== RAW RECORDS

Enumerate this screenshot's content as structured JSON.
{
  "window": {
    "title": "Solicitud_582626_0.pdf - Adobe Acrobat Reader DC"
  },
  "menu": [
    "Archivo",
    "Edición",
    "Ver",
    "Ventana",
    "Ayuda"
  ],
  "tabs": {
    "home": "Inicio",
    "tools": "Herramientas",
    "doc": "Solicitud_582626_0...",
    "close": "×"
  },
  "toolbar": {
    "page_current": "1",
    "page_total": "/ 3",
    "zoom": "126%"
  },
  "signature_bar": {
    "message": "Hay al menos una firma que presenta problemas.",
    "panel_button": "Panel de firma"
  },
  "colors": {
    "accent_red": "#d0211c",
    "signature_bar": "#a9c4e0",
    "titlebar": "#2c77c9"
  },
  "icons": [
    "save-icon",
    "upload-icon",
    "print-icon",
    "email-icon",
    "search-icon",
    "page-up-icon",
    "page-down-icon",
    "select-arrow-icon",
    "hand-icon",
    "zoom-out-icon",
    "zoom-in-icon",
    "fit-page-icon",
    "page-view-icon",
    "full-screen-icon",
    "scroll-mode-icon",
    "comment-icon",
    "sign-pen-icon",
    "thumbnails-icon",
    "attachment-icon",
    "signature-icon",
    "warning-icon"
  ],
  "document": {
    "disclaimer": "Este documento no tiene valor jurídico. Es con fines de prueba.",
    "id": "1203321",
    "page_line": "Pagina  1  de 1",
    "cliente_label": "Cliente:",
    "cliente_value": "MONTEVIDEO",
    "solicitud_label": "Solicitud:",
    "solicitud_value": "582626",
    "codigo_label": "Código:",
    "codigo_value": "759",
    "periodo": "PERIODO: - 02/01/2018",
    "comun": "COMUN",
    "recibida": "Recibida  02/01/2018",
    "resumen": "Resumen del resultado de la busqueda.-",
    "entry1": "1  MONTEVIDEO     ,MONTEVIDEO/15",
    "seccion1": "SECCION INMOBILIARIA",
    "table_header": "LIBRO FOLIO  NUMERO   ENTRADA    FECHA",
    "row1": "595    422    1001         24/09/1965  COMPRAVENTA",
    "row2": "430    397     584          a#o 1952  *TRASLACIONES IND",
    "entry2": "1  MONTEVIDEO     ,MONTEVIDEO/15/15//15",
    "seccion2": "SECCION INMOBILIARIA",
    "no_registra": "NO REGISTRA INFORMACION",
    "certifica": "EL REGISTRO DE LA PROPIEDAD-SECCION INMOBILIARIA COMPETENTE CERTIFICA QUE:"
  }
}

====

_WHAT THIS TASK INVOLVES_. Would you write down every record again, exactly?

_SOLVED PROBLEM_.
Enumerate this screenshot's content as structured JSON.
{
  "window": {
    "title": "Solicitud_582626_0.pdf - Adobe Acrobat Reader DC"
  },
  "menu": [
    "Archivo",
    "Edición",
    "Ver",
    "Ventana",
    "Ayuda"
  ],
  "tabs": {
    "home": "Inicio",
    "tools": "Herramientas",
    "doc": "Solicitud_582626_0...",
    "close": "×"
  },
  "toolbar": {
    "page_current": "1",
    "page_total": "/ 3",
    "zoom": "126%"
  },
  "signature_bar": {
    "message": "Hay al menos una firma que presenta problemas.",
    "panel_button": "Panel de firma"
  },
  "colors": {
    "accent_red": "#d0211c",
    "signature_bar": "#a9c4e0",
    "titlebar": "#2c77c9"
  },
  "icons": [
    "save-icon",
    "upload-icon",
    "print-icon",
    "email-icon",
    "search-icon",
    "page-up-icon",
    "page-down-icon",
    "select-arrow-icon",
    "hand-icon",
    "zoom-out-icon",
    "zoom-in-icon",
    "fit-page-icon",
    "page-view-icon",
    "full-screen-icon",
    "scroll-mode-icon",
    "comment-icon",
    "sign-pen-icon",
    "thumbnails-icon",
    "attachment-icon",
    "signature-icon",
    "warning-icon"
  ],
  "document": {
    "disclaimer": "Este documento no tiene valor jurídico. Es con fines de prueba.",
    "id": "1203321",
    "page_line": "Pagina  1  de 1",
    "cliente_label": "Cliente:",
    "cliente_value": "MONTEVIDEO",
    "solicitud_label": "Solicitud:",
    "solicitud_value": "582626",
    "codigo_label": "Código:",
    "codigo_value": "759",
    "periodo": "PERIODO: - 02/01/2018",
    "comun": "COMUN",
    "recibida": "Recibida  02/01/2018",
    "resumen": "Resumen del resultado de la busqueda.-",
    "entry1": "1  MONTEVIDEO     ,MONTEVIDEO/15",
    "seccion1": "SECCION INMOBILIARIA",
    "table_header": "LIBRO FOLIO  NUMERO   ENTRADA    FECHA",
    "row1": "595    422    1001         24/09/1965  COMPRAVENTA",
    "row2": "430    397     584          a#o 1952  *TRASLACIONES IND",
    "entry2": "1  MONTEVIDEO     ,MONTEVIDEO/15/15//15",
    "seccion2": "SECCION INMOBILIARIA",
    "no_registra": "NO REGISTRA INFORMACION",
    "certifica": "EL REGISTRO DE LA PROPIEDAD-SECCION INMOBILIARIA COMPETENTE CERTIFICA QUE:"
  }
}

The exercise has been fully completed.